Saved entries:
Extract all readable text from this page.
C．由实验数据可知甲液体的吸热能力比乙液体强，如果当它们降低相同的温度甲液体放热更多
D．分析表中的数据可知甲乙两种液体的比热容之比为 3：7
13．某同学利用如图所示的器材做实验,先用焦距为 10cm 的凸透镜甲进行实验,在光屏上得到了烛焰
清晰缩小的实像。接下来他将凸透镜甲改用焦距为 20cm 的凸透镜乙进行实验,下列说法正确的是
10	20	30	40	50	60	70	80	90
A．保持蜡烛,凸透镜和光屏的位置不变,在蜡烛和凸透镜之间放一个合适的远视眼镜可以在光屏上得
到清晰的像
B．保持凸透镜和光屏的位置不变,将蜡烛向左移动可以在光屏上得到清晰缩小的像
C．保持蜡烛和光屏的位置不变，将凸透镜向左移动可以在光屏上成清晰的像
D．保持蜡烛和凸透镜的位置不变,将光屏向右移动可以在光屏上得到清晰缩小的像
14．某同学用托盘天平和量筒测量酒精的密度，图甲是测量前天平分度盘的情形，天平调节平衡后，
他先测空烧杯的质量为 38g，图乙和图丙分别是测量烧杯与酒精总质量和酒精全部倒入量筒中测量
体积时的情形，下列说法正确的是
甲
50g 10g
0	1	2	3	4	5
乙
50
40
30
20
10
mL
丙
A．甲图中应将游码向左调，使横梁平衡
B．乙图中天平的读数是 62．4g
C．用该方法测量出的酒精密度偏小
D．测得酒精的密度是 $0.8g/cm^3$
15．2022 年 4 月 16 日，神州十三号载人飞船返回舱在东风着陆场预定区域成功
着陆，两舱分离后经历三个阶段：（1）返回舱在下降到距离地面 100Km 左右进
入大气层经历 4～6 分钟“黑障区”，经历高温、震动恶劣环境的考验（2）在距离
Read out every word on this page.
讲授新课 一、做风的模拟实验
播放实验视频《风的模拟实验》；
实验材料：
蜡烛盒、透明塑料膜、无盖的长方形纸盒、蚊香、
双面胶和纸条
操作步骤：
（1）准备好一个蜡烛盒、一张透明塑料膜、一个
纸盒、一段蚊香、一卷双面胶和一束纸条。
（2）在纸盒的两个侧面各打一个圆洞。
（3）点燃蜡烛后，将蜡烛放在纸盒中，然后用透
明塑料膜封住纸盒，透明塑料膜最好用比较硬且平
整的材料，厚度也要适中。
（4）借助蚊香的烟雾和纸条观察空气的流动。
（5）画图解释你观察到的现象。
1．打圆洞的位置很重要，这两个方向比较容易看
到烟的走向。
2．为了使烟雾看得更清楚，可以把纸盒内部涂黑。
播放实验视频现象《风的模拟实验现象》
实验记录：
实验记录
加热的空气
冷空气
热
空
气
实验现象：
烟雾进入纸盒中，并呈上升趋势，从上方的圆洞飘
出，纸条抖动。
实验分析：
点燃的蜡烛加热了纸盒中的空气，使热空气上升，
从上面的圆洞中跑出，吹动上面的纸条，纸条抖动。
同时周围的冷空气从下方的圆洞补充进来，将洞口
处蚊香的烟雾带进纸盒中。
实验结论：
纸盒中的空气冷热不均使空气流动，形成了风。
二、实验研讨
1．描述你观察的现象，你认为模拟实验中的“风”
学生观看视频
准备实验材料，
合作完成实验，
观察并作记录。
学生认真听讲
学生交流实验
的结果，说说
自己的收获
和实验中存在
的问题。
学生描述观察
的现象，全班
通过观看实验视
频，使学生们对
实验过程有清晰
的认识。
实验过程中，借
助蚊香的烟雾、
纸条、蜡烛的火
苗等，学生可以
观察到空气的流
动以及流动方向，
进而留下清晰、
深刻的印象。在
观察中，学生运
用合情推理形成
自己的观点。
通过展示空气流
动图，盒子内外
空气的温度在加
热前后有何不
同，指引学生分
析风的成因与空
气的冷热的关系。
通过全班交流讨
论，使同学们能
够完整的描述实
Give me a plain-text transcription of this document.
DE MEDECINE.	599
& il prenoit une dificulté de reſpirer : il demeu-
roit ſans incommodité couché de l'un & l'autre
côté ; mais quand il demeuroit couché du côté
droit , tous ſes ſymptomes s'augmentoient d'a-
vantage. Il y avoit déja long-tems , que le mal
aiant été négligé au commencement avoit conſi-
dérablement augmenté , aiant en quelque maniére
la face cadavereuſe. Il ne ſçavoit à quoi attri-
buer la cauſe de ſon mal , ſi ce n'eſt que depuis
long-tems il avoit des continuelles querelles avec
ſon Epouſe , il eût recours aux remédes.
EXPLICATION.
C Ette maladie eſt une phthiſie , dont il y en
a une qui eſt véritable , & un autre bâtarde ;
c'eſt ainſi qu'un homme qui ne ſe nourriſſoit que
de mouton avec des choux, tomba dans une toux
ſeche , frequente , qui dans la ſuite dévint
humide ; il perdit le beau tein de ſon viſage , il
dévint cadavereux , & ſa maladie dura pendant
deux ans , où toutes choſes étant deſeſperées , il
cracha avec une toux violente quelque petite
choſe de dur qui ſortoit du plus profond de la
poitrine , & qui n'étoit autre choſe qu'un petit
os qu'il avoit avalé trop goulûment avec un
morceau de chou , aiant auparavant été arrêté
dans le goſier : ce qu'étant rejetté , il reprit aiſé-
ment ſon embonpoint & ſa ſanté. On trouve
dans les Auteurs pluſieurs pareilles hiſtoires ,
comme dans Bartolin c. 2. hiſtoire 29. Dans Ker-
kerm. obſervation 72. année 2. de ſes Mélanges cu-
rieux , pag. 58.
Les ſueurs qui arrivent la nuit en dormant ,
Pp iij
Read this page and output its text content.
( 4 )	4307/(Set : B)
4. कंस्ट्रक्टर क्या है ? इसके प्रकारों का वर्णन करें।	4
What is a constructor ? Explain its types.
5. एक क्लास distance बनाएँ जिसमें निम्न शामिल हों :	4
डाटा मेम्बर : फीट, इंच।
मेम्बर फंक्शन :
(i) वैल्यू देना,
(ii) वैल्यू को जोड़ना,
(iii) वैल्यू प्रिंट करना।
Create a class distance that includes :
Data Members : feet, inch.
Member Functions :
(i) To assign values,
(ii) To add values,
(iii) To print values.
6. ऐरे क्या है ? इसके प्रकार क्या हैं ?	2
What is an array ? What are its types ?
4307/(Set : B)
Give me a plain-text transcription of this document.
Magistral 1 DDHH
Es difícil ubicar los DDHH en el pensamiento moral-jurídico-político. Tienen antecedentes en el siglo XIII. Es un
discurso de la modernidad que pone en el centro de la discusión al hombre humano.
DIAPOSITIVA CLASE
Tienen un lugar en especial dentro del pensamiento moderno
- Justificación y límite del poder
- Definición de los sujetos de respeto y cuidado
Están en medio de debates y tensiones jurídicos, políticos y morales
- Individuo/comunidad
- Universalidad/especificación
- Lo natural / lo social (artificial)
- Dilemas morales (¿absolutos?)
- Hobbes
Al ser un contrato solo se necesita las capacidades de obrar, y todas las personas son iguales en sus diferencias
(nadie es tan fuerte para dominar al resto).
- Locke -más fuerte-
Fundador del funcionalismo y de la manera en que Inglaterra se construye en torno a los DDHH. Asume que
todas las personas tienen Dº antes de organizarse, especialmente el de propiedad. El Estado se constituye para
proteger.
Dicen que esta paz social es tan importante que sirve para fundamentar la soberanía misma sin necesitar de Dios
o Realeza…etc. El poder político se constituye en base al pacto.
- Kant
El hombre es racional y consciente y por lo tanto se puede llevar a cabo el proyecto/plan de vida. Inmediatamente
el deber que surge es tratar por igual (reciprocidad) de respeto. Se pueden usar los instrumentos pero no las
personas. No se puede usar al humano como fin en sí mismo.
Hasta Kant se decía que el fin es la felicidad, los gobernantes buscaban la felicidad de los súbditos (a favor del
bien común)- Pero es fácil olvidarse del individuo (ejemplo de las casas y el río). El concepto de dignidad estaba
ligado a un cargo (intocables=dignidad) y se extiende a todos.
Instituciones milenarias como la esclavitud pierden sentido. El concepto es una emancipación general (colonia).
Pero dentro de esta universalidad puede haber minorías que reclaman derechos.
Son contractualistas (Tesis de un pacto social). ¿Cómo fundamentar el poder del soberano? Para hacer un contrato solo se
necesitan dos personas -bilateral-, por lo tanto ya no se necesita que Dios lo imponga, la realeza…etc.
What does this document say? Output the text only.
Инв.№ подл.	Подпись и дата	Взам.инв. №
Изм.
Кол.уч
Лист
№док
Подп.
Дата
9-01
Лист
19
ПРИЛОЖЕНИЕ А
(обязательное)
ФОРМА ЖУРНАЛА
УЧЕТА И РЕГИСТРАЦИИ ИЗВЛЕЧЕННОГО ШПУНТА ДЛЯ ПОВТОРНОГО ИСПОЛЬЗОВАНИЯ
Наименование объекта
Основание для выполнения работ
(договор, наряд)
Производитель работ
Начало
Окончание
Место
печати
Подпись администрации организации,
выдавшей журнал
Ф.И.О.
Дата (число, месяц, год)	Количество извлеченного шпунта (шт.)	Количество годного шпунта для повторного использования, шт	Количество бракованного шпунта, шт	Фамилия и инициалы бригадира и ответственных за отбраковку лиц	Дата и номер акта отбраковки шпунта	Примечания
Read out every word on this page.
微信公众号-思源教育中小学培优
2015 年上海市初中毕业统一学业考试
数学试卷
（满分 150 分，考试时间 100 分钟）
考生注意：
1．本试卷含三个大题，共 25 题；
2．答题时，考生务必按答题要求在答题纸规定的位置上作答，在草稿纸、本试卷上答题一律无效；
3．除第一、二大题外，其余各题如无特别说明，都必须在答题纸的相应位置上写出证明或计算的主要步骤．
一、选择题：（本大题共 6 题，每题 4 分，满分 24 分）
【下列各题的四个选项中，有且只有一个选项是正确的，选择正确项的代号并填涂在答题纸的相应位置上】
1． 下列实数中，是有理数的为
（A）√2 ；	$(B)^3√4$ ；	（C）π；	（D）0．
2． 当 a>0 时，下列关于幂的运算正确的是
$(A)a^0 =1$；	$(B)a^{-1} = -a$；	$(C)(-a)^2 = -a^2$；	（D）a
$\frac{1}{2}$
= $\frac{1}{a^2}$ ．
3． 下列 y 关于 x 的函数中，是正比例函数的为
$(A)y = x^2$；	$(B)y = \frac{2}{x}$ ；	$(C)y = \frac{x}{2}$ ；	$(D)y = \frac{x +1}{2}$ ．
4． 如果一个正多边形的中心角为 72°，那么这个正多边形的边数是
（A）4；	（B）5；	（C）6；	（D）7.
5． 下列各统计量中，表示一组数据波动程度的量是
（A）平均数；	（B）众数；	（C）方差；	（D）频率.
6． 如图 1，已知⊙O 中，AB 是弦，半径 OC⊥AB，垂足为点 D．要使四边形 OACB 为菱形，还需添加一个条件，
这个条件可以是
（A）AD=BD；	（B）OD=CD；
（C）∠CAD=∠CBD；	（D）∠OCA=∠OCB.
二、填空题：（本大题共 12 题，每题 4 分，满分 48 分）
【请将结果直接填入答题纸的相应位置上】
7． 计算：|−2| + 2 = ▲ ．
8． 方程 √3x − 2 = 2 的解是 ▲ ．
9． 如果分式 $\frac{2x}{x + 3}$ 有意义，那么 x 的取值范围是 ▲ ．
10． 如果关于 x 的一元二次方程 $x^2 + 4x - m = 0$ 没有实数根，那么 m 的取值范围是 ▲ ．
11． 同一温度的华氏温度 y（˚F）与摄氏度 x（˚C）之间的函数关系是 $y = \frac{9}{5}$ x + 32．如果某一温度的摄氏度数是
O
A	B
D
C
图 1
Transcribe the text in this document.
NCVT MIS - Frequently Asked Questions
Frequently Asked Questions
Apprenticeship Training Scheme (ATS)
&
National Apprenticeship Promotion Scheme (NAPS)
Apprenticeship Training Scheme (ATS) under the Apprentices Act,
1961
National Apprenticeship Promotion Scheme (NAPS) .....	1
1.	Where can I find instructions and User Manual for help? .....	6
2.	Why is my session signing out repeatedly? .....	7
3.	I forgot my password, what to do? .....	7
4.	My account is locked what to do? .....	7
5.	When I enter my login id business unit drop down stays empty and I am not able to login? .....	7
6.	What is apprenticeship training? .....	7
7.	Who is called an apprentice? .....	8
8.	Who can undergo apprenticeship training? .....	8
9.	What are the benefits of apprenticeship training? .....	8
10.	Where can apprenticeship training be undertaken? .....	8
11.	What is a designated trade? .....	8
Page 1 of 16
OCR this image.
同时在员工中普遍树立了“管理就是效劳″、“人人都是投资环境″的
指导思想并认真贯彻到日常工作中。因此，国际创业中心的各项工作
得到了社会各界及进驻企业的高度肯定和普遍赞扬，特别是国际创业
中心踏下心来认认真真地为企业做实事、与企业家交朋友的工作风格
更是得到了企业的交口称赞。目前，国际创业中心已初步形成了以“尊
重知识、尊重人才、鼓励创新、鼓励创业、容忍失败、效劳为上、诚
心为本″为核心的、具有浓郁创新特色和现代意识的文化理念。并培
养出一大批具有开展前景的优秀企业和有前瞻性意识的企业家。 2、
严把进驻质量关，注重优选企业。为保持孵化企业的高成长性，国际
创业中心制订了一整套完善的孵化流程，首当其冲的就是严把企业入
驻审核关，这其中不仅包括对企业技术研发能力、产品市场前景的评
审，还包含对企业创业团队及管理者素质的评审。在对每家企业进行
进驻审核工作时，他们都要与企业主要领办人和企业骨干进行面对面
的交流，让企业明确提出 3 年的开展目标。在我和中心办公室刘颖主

▸ DO THIS:
Identify the lines that hold the word "Where". Copy every one of them.

▸ COMPLETED TASK:
1.	Where can I find instructions and User Manual for help? .....	6
10.	Where can apprenticeship training be undertaken? .....	8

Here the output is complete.